Document section —
I'd like to add some basic error checking while the user is inputting data - for example:
Validate the username the user is attempting to select against the Users table in the database.
Validate that the FirstName/LastName/Email fields contain values.
Validate that the password fields match.
You get the idea...if any of the above conditions fails, I'd like the label for the textbox to turn red, bold, and a slightly different size than the form otherwise, as well as provide a simple error message for the user somewhere on the page.
I've written a simple javascript function that can perform #2 and #3 above, and change the appropriate text to the "error" style.
My questions are:
How do I query the MYSQL db when the cursor exits the username field (to check if the username is still available)? I can easily do this when the user actually submits the form, but I'd like to query once it appears that the user is done typing, i.e. when the cursor leaves the textbox.
How do I display the simple error message on the page (and control what it says)?
How do I get the "default" or "standard" font size/weight/color values from the css stylesheet that controls the webpage's layout, so that I can then change the element back once the user corrects the error condition?
Is javascript even the right way to do this? I'm not incredibly familiar with it, but it seems similar enough to other languages I've worked with that I can kind of muddle through it.

Explore the material —
(a) In the form-validation post, which validations does the JavaScript function the writer has already written perform?
(b) Explain why the writer of the form-validation post wants to obtain the default font size, weight, and color values from the stylesheet.
(c) Retype the part of the form-validation post that opens with the words containing "You get the" and closes with "leaves the textbox.".

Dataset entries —

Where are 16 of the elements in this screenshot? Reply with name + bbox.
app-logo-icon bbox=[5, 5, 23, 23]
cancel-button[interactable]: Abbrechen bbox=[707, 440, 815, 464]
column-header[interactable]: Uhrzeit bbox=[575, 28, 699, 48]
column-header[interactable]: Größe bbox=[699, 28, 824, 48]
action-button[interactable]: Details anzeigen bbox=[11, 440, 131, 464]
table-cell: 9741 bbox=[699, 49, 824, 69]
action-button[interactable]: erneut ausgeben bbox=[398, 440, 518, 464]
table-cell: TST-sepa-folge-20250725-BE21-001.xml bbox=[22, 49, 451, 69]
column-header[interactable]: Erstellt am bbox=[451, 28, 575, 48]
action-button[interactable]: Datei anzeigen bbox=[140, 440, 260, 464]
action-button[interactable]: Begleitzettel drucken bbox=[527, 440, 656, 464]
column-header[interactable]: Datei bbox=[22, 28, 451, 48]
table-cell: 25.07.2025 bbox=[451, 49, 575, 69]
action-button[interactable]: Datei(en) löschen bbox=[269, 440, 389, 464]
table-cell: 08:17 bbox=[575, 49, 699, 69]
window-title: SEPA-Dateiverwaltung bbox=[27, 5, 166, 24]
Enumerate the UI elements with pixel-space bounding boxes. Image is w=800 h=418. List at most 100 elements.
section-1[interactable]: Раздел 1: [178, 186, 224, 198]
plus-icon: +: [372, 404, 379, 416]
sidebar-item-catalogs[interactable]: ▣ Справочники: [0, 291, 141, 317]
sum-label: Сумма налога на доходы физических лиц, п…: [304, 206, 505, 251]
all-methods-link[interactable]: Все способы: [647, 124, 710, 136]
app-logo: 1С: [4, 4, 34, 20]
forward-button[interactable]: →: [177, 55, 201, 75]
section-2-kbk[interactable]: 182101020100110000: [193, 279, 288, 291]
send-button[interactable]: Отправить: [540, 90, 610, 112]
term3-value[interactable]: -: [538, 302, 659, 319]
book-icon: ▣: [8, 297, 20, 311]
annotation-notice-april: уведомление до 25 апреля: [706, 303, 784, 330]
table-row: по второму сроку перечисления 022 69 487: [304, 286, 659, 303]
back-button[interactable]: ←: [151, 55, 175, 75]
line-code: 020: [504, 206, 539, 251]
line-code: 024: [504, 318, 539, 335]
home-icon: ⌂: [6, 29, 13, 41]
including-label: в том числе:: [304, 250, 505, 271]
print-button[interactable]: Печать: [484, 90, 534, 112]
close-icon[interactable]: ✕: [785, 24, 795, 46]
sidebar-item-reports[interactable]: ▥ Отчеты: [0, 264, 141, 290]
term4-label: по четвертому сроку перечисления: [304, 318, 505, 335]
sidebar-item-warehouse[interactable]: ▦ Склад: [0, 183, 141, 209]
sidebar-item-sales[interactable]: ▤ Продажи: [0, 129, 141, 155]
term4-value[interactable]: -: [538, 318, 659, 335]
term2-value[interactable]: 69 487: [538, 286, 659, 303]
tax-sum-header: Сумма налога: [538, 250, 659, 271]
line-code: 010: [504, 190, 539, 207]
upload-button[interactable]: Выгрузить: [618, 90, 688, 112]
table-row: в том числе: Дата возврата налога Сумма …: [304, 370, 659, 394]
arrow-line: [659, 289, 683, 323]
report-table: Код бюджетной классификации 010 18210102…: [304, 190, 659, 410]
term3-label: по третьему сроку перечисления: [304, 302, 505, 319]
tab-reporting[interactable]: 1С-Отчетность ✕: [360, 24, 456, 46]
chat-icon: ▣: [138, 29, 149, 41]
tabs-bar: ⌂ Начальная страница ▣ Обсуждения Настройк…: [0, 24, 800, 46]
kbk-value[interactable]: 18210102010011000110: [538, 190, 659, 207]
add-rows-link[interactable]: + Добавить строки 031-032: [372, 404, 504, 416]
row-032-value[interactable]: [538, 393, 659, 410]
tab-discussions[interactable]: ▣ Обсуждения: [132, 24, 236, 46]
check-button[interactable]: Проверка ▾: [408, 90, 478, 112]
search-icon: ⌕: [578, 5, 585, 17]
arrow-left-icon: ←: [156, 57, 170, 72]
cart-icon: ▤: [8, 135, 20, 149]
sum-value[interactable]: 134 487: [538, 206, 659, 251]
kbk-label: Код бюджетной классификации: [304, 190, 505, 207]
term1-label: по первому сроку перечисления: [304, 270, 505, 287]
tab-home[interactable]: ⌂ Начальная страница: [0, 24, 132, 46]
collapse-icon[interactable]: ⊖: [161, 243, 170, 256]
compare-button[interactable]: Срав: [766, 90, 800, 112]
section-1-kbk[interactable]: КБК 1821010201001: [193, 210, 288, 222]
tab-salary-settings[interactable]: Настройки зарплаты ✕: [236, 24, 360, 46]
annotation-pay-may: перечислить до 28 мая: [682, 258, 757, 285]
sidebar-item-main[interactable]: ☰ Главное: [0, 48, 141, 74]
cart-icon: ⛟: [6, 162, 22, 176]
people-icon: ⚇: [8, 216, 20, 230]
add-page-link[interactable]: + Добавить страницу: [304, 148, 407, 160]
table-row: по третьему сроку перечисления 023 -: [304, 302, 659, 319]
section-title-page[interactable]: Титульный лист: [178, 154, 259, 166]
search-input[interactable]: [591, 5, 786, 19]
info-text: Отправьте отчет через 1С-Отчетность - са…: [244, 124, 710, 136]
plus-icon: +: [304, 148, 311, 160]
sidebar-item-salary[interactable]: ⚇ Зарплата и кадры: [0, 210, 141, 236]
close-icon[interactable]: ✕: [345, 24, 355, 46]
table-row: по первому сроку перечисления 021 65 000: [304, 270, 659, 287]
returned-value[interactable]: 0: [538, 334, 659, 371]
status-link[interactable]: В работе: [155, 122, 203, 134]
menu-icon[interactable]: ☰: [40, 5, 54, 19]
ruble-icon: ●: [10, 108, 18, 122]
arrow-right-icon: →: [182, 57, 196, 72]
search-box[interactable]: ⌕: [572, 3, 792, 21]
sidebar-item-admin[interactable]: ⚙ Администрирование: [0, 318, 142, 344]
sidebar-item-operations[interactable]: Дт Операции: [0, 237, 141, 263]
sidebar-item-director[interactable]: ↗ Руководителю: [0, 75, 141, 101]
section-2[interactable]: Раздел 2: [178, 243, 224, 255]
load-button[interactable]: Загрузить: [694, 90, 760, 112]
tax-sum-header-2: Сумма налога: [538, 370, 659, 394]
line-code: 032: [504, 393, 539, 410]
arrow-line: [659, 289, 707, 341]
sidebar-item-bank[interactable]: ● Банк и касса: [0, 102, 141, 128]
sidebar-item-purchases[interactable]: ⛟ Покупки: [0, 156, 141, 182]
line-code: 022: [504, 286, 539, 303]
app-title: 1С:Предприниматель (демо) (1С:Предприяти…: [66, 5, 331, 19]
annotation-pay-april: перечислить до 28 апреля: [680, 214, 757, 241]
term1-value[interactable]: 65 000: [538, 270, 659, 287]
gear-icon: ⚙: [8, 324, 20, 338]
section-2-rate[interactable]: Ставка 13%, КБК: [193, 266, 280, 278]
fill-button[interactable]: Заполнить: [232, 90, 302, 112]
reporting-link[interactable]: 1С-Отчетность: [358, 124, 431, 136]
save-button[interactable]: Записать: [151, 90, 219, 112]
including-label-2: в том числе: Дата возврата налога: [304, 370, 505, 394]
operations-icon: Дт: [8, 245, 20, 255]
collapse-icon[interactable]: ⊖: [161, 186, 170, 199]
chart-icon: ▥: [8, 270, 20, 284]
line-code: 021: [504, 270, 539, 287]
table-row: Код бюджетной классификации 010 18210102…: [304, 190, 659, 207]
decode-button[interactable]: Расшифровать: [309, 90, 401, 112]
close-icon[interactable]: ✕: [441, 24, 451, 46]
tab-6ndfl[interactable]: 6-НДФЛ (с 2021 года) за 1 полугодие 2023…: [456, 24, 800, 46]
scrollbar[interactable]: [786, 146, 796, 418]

Answers by item —
(a) It checks that the FirstName/LastName/Email fields contain values and that the password fields match.

(b) The writer wants those default values so that a textbox's label, after being changed to the error style, can be returned to its normal appearance once the user corrects the error condition.

(c)
You get the idea...if any of the above conditions fails, I'd like the label for the textbox to turn red, bold, and a slightly different size than the form otherwise, as well as provide a simple error message for the user somewhere on the page.
I've written a simple javascript function that can perform #2 and #3 above, and change the appropriate text to the "error" style.
My questions are:
How do I query the MYSQL db when the cursor exits the username field (to check if the username is still available)? I can easily do this when the user actually submits the form, but I'd like to query once it appears that the user is done typing, i.e. when the cursor leaves the textbox.